### [Task]
Exact wording is required for every entry; transcribe all of them and leave the images out.
───── Data for review ─────
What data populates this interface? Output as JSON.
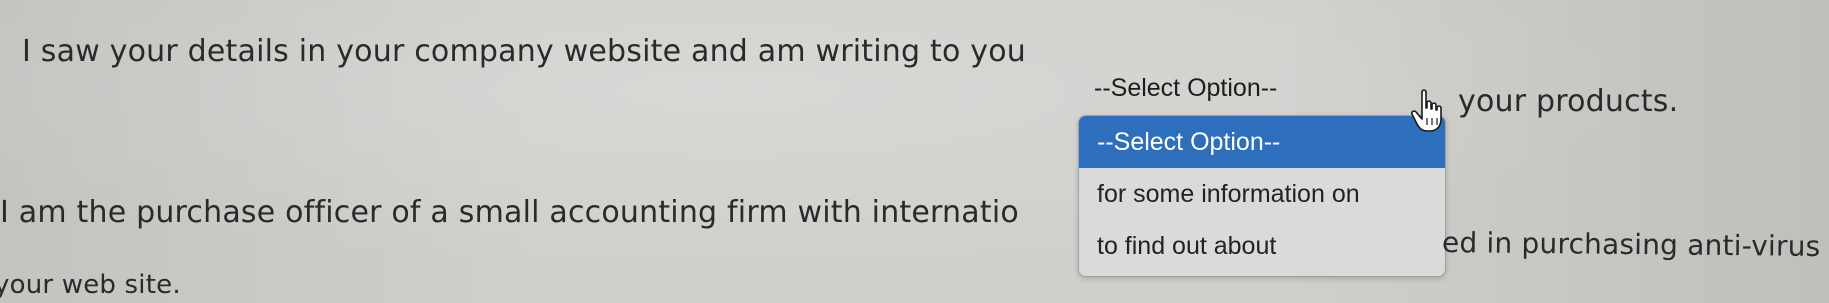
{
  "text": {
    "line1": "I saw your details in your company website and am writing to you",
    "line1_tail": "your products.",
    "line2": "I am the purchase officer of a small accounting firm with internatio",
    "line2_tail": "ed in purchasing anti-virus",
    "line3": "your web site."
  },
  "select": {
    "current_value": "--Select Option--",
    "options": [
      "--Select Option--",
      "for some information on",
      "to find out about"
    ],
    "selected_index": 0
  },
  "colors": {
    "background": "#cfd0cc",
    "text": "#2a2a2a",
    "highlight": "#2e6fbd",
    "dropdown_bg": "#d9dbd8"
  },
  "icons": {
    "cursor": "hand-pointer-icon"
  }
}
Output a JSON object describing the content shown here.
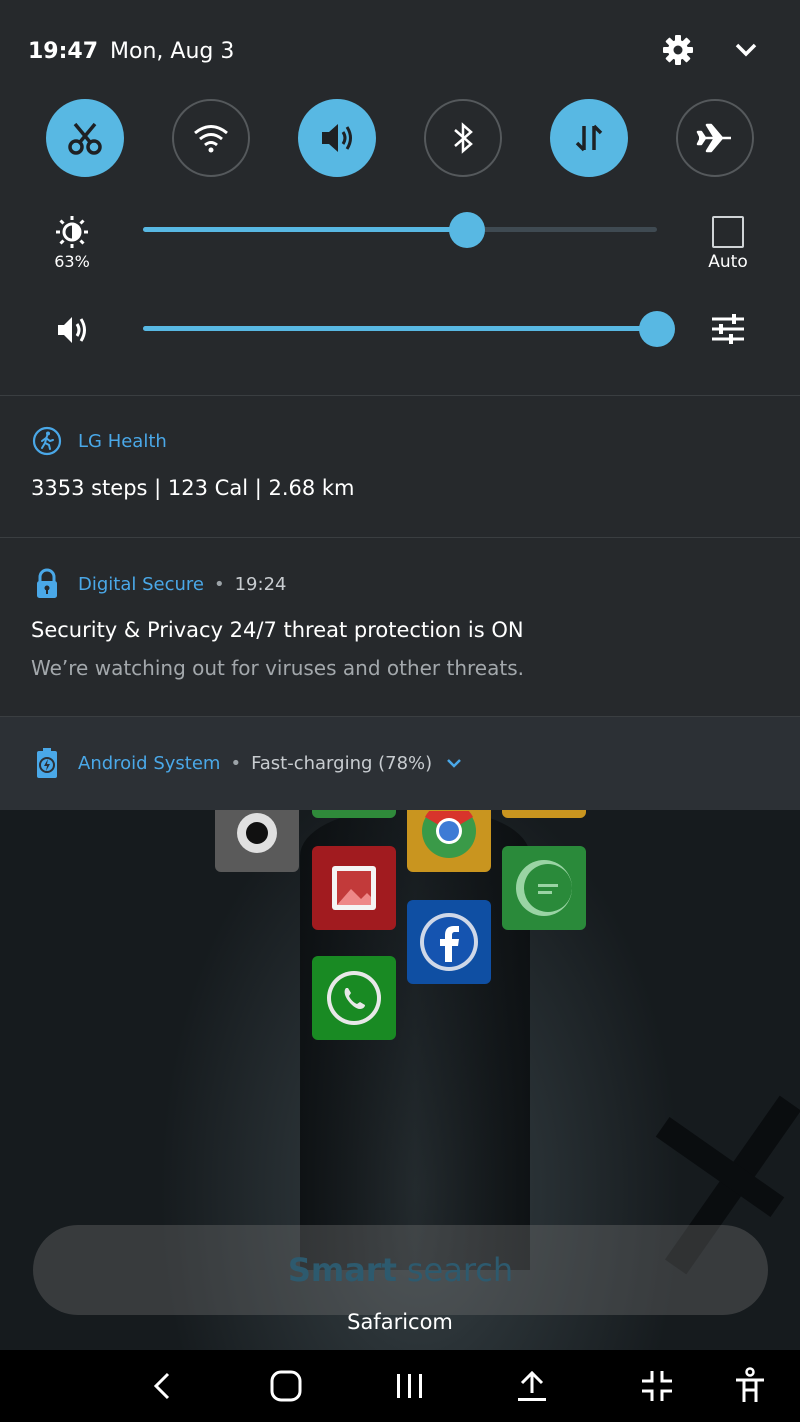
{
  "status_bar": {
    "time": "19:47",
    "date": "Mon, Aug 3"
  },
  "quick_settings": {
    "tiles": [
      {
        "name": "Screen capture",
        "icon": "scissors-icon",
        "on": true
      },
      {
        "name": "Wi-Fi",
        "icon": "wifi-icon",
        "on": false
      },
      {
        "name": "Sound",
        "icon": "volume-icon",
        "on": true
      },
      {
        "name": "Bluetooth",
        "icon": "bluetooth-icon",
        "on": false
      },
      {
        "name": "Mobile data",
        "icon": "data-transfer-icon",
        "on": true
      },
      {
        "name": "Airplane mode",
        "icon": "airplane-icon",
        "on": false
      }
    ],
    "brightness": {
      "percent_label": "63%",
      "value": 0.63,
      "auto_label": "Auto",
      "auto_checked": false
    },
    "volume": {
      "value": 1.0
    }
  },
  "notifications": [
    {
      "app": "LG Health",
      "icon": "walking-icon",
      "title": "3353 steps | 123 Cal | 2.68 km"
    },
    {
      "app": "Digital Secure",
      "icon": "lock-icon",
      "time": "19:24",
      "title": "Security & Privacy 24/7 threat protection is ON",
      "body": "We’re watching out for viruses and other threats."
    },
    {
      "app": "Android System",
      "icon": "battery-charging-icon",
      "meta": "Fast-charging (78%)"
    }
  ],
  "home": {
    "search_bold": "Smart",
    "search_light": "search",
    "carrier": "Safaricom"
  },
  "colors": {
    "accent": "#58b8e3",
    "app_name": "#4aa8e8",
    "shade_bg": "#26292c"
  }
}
─────
### [Solution for this problem]
What data populates this interface? Output as JSON.
{
  "text": {
    "line1": "I saw your details in your company website and am writing to you",
    "line1_tail": "your products.",
    "line2": "I am the purchase officer of a small accounting firm with internatio",
    "line2_tail": "ed in purchasing anti-virus",
    "line3": "your web site."
  },
  "select": {
    "current_value": "--Select Option--",
    "options": [
      "--Select Option--",
      "for some information on",
      "to find out about"
    ],
    "selected_index": 0
  },
  "colors": {
    "background": "#cfd0cc",
    "text": "#2a2a2a",
    "highlight": "#2e6fbd",
    "dropdown_bg": "#d9dbd8"
  },
  "icons": {
    "cursor": "hand-pointer-icon"
  }
}
Output a JSON object describing the content shown here.
{
  "status_bar": {
    "time": "19:47",
    "date": "Mon, Aug 3"
  },
  "quick_settings": {
    "tiles": [
      {
        "name": "Screen capture",
        "icon": "scissors-icon",
        "on": true
      },
      {
        "name": "Wi-Fi",
        "icon": "wifi-icon",
        "on": false
      },
      {
        "name": "Sound",
        "icon": "volume-icon",
        "on": true
      },
      {
        "name": "Bluetooth",
        "icon": "bluetooth-icon",
        "on": false
      },
      {
        "name": "Mobile data",
        "icon": "data-transfer-icon",
        "on": true
      },
      {
        "name": "Airplane mode",
        "icon": "airplane-icon",
        "on": false
      }
    ],
    "brightness": {
      "percent_label": "63%",
      "value": 0.63,
      "auto_label": "Auto",
      "auto_checked": false
    },
    "volume": {
      "value": 1.0
    }
  },
  "notifications": [
    {
      "app": "LG Health",
      "icon": "walking-icon",
      "title": "3353 steps | 123 Cal | 2.68 km"
    },
    {
      "app": "Digital Secure",
      "icon": "lock-icon",
      "time": "19:24",
      "title": "Security & Privacy 24/7 threat protection is ON",
      "body": "We’re watching out for viruses and other threats."
    },
    {
      "app": "Android System",
      "icon": "battery-charging-icon",
      "meta": "Fast-charging (78%)"
    }
  ],
  "home": {
    "search_bold": "Smart",
    "search_light": "search",
    "carrier": "Safaricom"
  },
  "colors": {
    "accent": "#58b8e3",
    "app_name": "#4aa8e8",
    "shade_bg": "#26292c"
  }
}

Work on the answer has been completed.